Skip the images and return the records below exactly.

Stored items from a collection
— Start —

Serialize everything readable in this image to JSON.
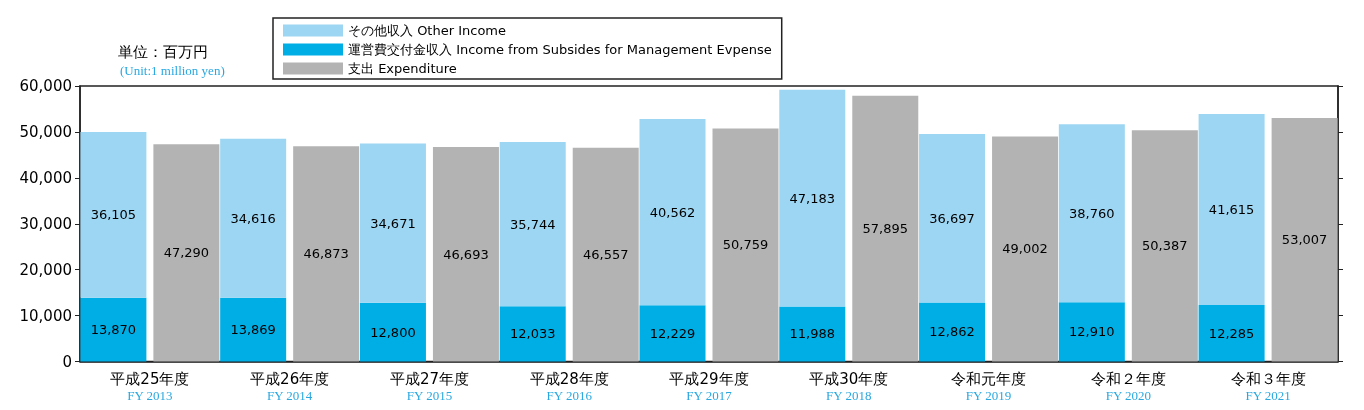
{
  "chart_data": {
    "type": "bar",
    "stacked": true,
    "categories": [
      "平成25年度\nFY 2013",
      "平成26年度\nFY 2014",
      "平成27年度\nFY 2015",
      "平成28年度\nFY 2016",
      "平成29年度\nFY 2017",
      "平成30年度\nFY 2018",
      "令和元年度\nFY 2019",
      "令和２年度\nFY 2020",
      "令和３年度\nFY 2021"
    ],
    "series": [
      {
        "name": "運営費交付金収入 Income from Subsides for Management Evpense",
        "color": "#00aee6",
        "values": [
          13870,
          13869,
          12800,
          12033,
          12229,
          11988,
          12862,
          12910,
          12285
        ],
        "value_labels": [
          "13,870",
          "13,869",
          "12,800",
          "12,033",
          "12,229",
          "11,988",
          "12,862",
          "12,910",
          "12,285"
        ]
      },
      {
        "name": "その他収入 Other Income",
        "color": "#9dd6f3",
        "values": [
          36105,
          34616,
          34671,
          35744,
          40562,
          47183,
          36697,
          38760,
          41615
        ],
        "value_labels": [
          "36,105",
          "34,616",
          "34,671",
          "35,744",
          "40,562",
          "47,183",
          "36,697",
          "38,760",
          "41,615"
        ]
      },
      {
        "name": "支出 Expenditure",
        "color": "#b3b3b3",
        "axis": "y2",
        "values": [
          47290,
          46873,
          46693,
          46557,
          50759,
          57895,
          49002,
          50387,
          53007
        ],
        "value_labels": [
          "47,290",
          "46,873",
          "46,693",
          "46,557",
          "50,759",
          "57,895",
          "49,002",
          "50,387",
          "53,007"
        ]
      }
    ],
    "ylim": [
      0,
      60000
    ],
    "yticks": [
      0,
      {
        "value": 10000,
        "label": "10,000"
      },
      {
        "value": 20000,
        "label": "20,000"
      },
      {
        "value": 30000,
        "label": "30,000"
      },
      {
        "value": 40000,
        "label": "40,000"
      },
      {
        "value": 50000,
        "label": "50,000"
      },
      {
        "value": 60000,
        "label": "60,000"
      }
    ],
    "y2lim": [
      0,
      60000
    ],
    "y2ticks": [
      {
        "value": 0,
        "label": null
      },
      {
        "value": 10000,
        "label": null
      },
      {
        "value": 20000,
        "label": null
      },
      {
        "value": 30000,
        "label": null
      },
      {
        "value": 40000,
        "label": null
      },
      {
        "value": 50000,
        "label": null
      },
      {
        "value": 60000,
        "label": null
      }
    ],
    "grid": false,
    "legend": "top",
    "annotations": [
      "単位：百万円",
      "(Unit:1 million yen)"
    ]
  }
}
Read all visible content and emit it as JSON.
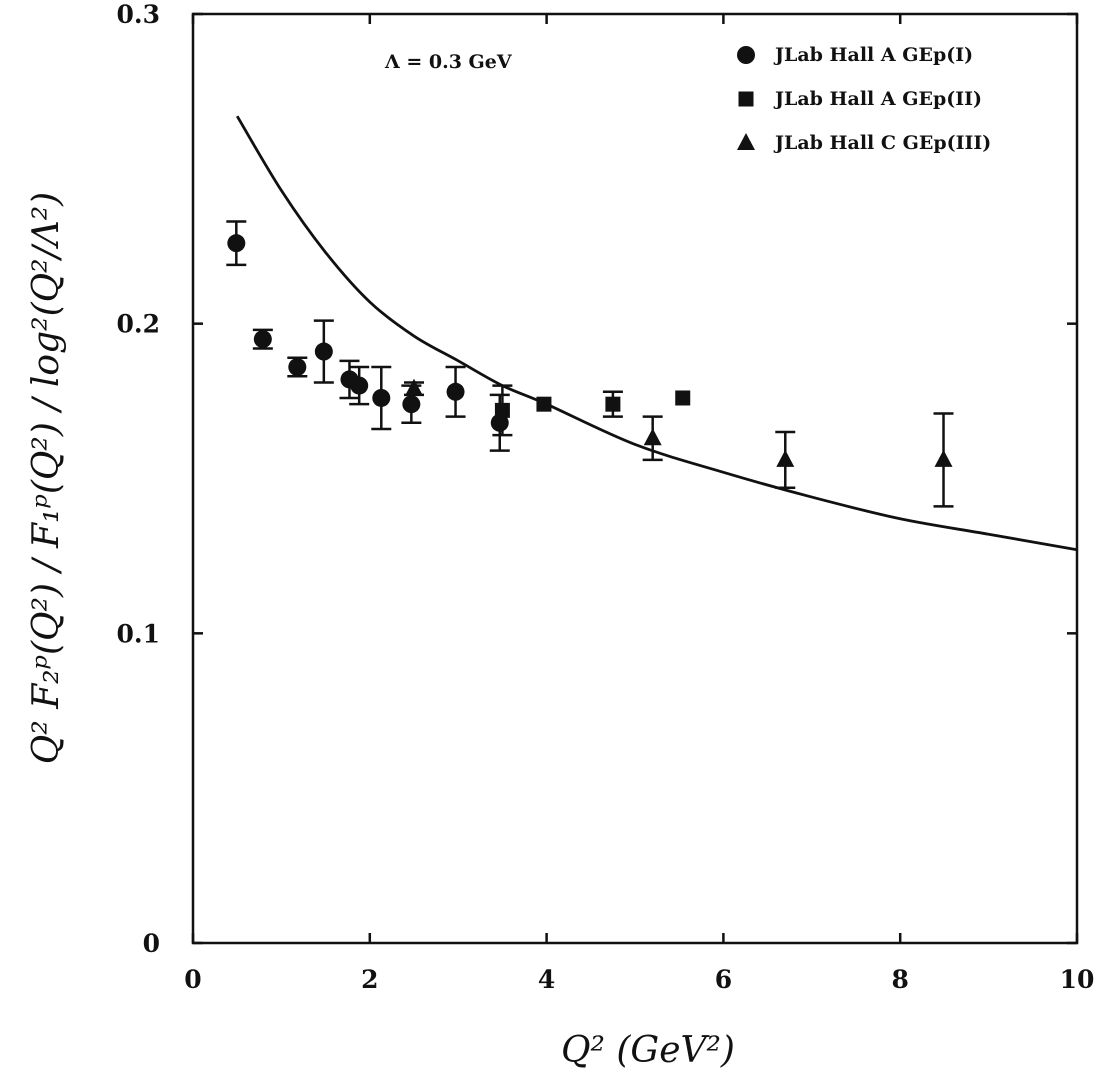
{
  "chart_data": {
    "type": "scatter",
    "xlabel": "Q² (GeV²)",
    "ylabel": "Q² F₂ᵖ(Q²) / F₁ᵖ(Q²) / log²(Q²/Λ²)",
    "xlim": [
      0,
      10
    ],
    "ylim": [
      0,
      0.3
    ],
    "x_ticks": [
      "0",
      "2",
      "4",
      "6",
      "8",
      "10"
    ],
    "y_ticks": [
      "0",
      "0.1",
      "0.2",
      "0.3"
    ],
    "grid": false,
    "legend_position": "top-right",
    "annotation": "Λ = 0.3 GeV",
    "series": [
      {
        "name": "JLab Hall A GEp(I)",
        "marker": "circle",
        "points": [
          {
            "x": 0.49,
            "y": 0.226,
            "err": 0.007
          },
          {
            "x": 0.79,
            "y": 0.195,
            "err": 0.003
          },
          {
            "x": 1.18,
            "y": 0.186,
            "err": 0.003
          },
          {
            "x": 1.48,
            "y": 0.191,
            "err": 0.01
          },
          {
            "x": 1.77,
            "y": 0.182,
            "err": 0.006
          },
          {
            "x": 1.88,
            "y": 0.18,
            "err": 0.006
          },
          {
            "x": 2.13,
            "y": 0.176,
            "err": 0.01
          },
          {
            "x": 2.47,
            "y": 0.174,
            "err": 0.006
          },
          {
            "x": 2.97,
            "y": 0.178,
            "err": 0.008
          },
          {
            "x": 3.47,
            "y": 0.168,
            "err": 0.009
          }
        ]
      },
      {
        "name": "JLab Hall A GEp(II)",
        "marker": "square",
        "points": [
          {
            "x": 3.5,
            "y": 0.172,
            "err": 0.008
          },
          {
            "x": 3.97,
            "y": 0.174,
            "err": 0.001
          },
          {
            "x": 4.75,
            "y": 0.174,
            "err": 0.004
          },
          {
            "x": 5.54,
            "y": 0.176,
            "err": 0.001
          }
        ]
      },
      {
        "name": "JLab Hall C GEp(III)",
        "marker": "triangle",
        "points": [
          {
            "x": 2.5,
            "y": 0.179,
            "err": 0.002
          },
          {
            "x": 5.2,
            "y": 0.163,
            "err": 0.007
          },
          {
            "x": 6.7,
            "y": 0.156,
            "err": 0.009
          },
          {
            "x": 8.49,
            "y": 0.156,
            "err": 0.015
          }
        ]
      },
      {
        "name": "",
        "type": "line",
        "points": [
          {
            "x": 0.5,
            "y": 0.267
          },
          {
            "x": 1.0,
            "y": 0.243
          },
          {
            "x": 1.5,
            "y": 0.223
          },
          {
            "x": 2.0,
            "y": 0.207
          },
          {
            "x": 2.5,
            "y": 0.196
          },
          {
            "x": 3.0,
            "y": 0.188
          },
          {
            "x": 3.5,
            "y": 0.18
          },
          {
            "x": 4.0,
            "y": 0.174
          },
          {
            "x": 5.0,
            "y": 0.161
          },
          {
            "x": 6.0,
            "y": 0.152
          },
          {
            "x": 7.0,
            "y": 0.144
          },
          {
            "x": 8.0,
            "y": 0.137
          },
          {
            "x": 9.0,
            "y": 0.132
          },
          {
            "x": 10.0,
            "y": 0.127
          }
        ]
      }
    ]
  }
}
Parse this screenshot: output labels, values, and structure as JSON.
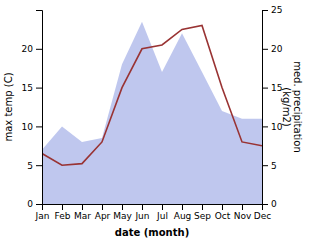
{
  "chart_data": {
    "type": "line",
    "xlabel": "date (month)",
    "ylabel": "max temp (C)",
    "y2label": "med. precipitation\n(kg/m2)",
    "categories": [
      "Jan",
      "Feb",
      "Mar",
      "Apr",
      "May",
      "Jun",
      "Jul",
      "Aug",
      "Sep",
      "Oct",
      "Nov",
      "Dec"
    ],
    "series": [
      {
        "type": "line",
        "color": "#993333",
        "values": [
          6.5,
          5.0,
          5.2,
          8.0,
          15.0,
          20.0,
          20.5,
          22.5,
          23.0,
          15.0,
          8.0,
          7.5
        ]
      },
      {
        "type": "area",
        "color": "#aab4e8",
        "axis": "y2",
        "values": [
          7.0,
          10.0,
          8.0,
          8.5,
          18.0,
          23.5,
          17.0,
          22.0,
          17.0,
          12.0,
          11.0,
          11.0
        ]
      }
    ],
    "ylim": [
      0,
      25
    ],
    "yticks": [
      0,
      5,
      10,
      15,
      20
    ],
    "y2lim": [
      0,
      25
    ],
    "y2ticks": [
      0,
      5,
      10,
      15,
      20,
      25
    ],
    "grid": false
  }
}
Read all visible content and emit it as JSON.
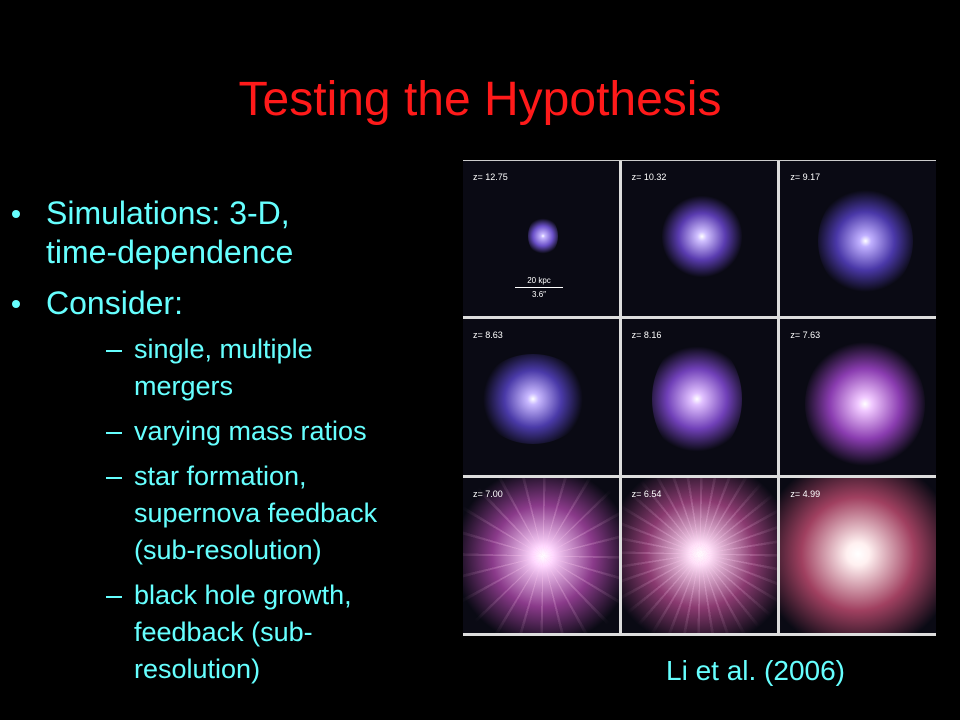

— End —

Problem solution
Serialize everything readable in this image to JSON.
{
  "chart_data": {
    "type": "bar",
    "stacked": true,
    "categories": [
      "平成25年度\nFY 2013",
      "平成26年度\nFY 2014",
      "平成27年度\nFY 2015",
      "平成28年度\nFY 2016",
      "平成29年度\nFY 2017",
      "平成30年度\nFY 2018",
      "令和元年度\nFY 2019",
      "令和２年度\nFY 2020",
      "令和３年度\nFY 2021"
    ],
    "series": [
      {
        "name": "運営費交付金収入 Income from Subsides for Management Evpense",
        "color": "#00aee6",
        "values": [
          13870,
          13869,
          12800,
          12033,
          12229,
          11988,
          12862,
          12910,
          12285
        ],
        "value_labels": [
          "13,870",
          "13,869",
          "12,800",
          "12,033",
          "12,229",
          "11,988",
          "12,862",
          "12,910",
          "12,285"
        ]
      },
      {
        "name": "その他収入 Other Income",
        "color": "#9dd6f3",
        "values": [
          36105,
          34616,
          34671,
          35744,
          40562,
          47183,
          36697,
          38760,
          41615
        ],
        "value_labels": [
          "36,105",
          "34,616",
          "34,671",
          "35,744",
          "40,562",
          "47,183",
          "36,697",
          "38,760",
          "41,615"
        ]
      },
      {
        "name": "支出 Expenditure",
        "color": "#b3b3b3",
        "axis": "y2",
        "values": [
          47290,
          46873,
          46693,
          46557,
          50759,
          57895,
          49002,
          50387,
          53007
        ],
        "value_labels": [
          "47,290",
          "46,873",
          "46,693",
          "46,557",
          "50,759",
          "57,895",
          "49,002",
          "50,387",
          "53,007"
        ]
      }
    ],
    "ylim": [
      0,
      60000
    ],
    "yticks": [
      0,
      {
        "value": 10000,
        "label": "10,000"
      },
      {
        "value": 20000,
        "label": "20,000"
      },
      {
        "value": 30000,
        "label": "30,000"
      },
      {
        "value": 40000,
        "label": "40,000"
      },
      {
        "value": 50000,
        "label": "50,000"
      },
      {
        "value": 60000,
        "label": "60,000"
      }
    ],
    "y2lim": [
      0,
      60000
    ],
    "y2ticks": [
      {
        "value": 0,
        "label": null
      },
      {
        "value": 10000,
        "label": null
      },
      {
        "value": 20000,
        "label": null
      },
      {
        "value": 30000,
        "label": null
      },
      {
        "value": 40000,
        "label": null
      },
      {
        "value": 50000,
        "label": null
      },
      {
        "value": 60000,
        "label": null
      }
    ],
    "grid": false,
    "legend": "top",
    "annotations": [
      "単位：百万円",
      "(Unit:1 million yen)"
    ]
  }
}
Read all visible content and emit it as JSON.
{
  "chart_data": {
    "type": "scatter",
    "xlabel": "Q² (GeV²)",
    "ylabel": "Q² F₂ᵖ(Q²) / F₁ᵖ(Q²) / log²(Q²/Λ²)",
    "xlim": [
      0,
      10
    ],
    "ylim": [
      0,
      0.3
    ],
    "x_ticks": [
      "0",
      "2",
      "4",
      "6",
      "8",
      "10"
    ],
    "y_ticks": [
      "0",
      "0.1",
      "0.2",
      "0.3"
    ],
    "grid": false,
    "legend_position": "top-right",
    "annotation": "Λ = 0.3 GeV",
    "series": [
      {
        "name": "JLab Hall A GEp(I)",
        "marker": "circle",
        "points": [
          {
            "x": 0.49,
            "y": 0.226,
            "err": 0.007
          },
          {
            "x": 0.79,
            "y": 0.195,
            "err": 0.003
          },
          {
            "x": 1.18,
            "y": 0.186,
            "err": 0.003
          },
          {
            "x": 1.48,
            "y": 0.191,
            "err": 0.01
          },
          {
            "x": 1.77,
            "y": 0.182,
            "err": 0.006
          },
          {
            "x": 1.88,
            "y": 0.18,
            "err": 0.006
          },
          {
            "x": 2.13,
            "y": 0.176,
            "err": 0.01
          },
          {
            "x": 2.47,
            "y": 0.174,
            "err": 0.006
          },
          {
            "x": 2.97,
            "y": 0.178,
            "err": 0.008
          },
          {
            "x": 3.47,
            "y": 0.168,
            "err": 0.009
          }
        ]
      },
      {
        "name": "JLab Hall A GEp(II)",
        "marker": "square",
        "points": [
          {
            "x": 3.5,
            "y": 0.172,
            "err": 0.008
          },
          {
            "x": 3.97,
            "y": 0.174,
            "err": 0.001
          },
          {
            "x": 4.75,
            "y": 0.174,
            "err": 0.004
          },
          {
            "x": 5.54,
            "y": 0.176,
            "err": 0.001
          }
        ]
      },
      {
        "name": "JLab Hall C GEp(III)",
        "marker": "triangle",
        "points": [
          {
            "x": 2.5,
            "y": 0.179,
            "err": 0.002
          },
          {
            "x": 5.2,
            "y": 0.163,
            "err": 0.007
          },
          {
            "x": 6.7,
            "y": 0.156,
            "err": 0.009
          },
          {
            "x": 8.49,
            "y": 0.156,
            "err": 0.015
          }
        ]
      },
      {
        "name": "",
        "type": "line",
        "points": [
          {
            "x": 0.5,
            "y": 0.267
          },
          {
            "x": 1.0,
            "y": 0.243
          },
          {
            "x": 1.5,
            "y": 0.223
          },
          {
            "x": 2.0,
            "y": 0.207
          },
          {
            "x": 2.5,
            "y": 0.196
          },
          {
            "x": 3.0,
            "y": 0.188
          },
          {
            "x": 3.5,
            "y": 0.18
          },
          {
            "x": 4.0,
            "y": 0.174
          },
          {
            "x": 5.0,
            "y": 0.161
          },
          {
            "x": 6.0,
            "y": 0.152
          },
          {
            "x": 7.0,
            "y": 0.144
          },
          {
            "x": 8.0,
            "y": 0.137
          },
          {
            "x": 9.0,
            "y": 0.132
          },
          {
            "x": 10.0,
            "y": 0.127
          }
        ]
      }
    ]
  }
}
Parse this screenshot: output labels, values, and structure as JSON.
{
  "chart_data": {
    "type": "line",
    "xlabel": "date (month)",
    "ylabel": "max temp (C)",
    "y2label": "med. precipitation\n(kg/m2)",
    "categories": [
      "Jan",
      "Feb",
      "Mar",
      "Apr",
      "May",
      "Jun",
      "Jul",
      "Aug",
      "Sep",
      "Oct",
      "Nov",
      "Dec"
    ],
    "series": [
      {
        "type": "line",
        "color": "#993333",
        "values": [
          6.5,
          5.0,
          5.2,
          8.0,
          15.0,
          20.0,
          20.5,
          22.5,
          23.0,
          15.0,
          8.0,
          7.5
        ]
      },
      {
        "type": "area",
        "color": "#aab4e8",
        "axis": "y2",
        "values": [
          7.0,
          10.0,
          8.0,
          8.5,
          18.0,
          23.5,
          17.0,
          22.0,
          17.0,
          12.0,
          11.0,
          11.0
        ]
      }
    ],
    "ylim": [
      0,
      25
    ],
    "yticks": [
      0,
      5,
      10,
      15,
      20
    ],
    "y2lim": [
      0,
      25
    ],
    "y2ticks": [
      0,
      5,
      10,
      15,
      20,
      25
    ],
    "grid": false
  }
}
Read all visible content and emit it as JSON.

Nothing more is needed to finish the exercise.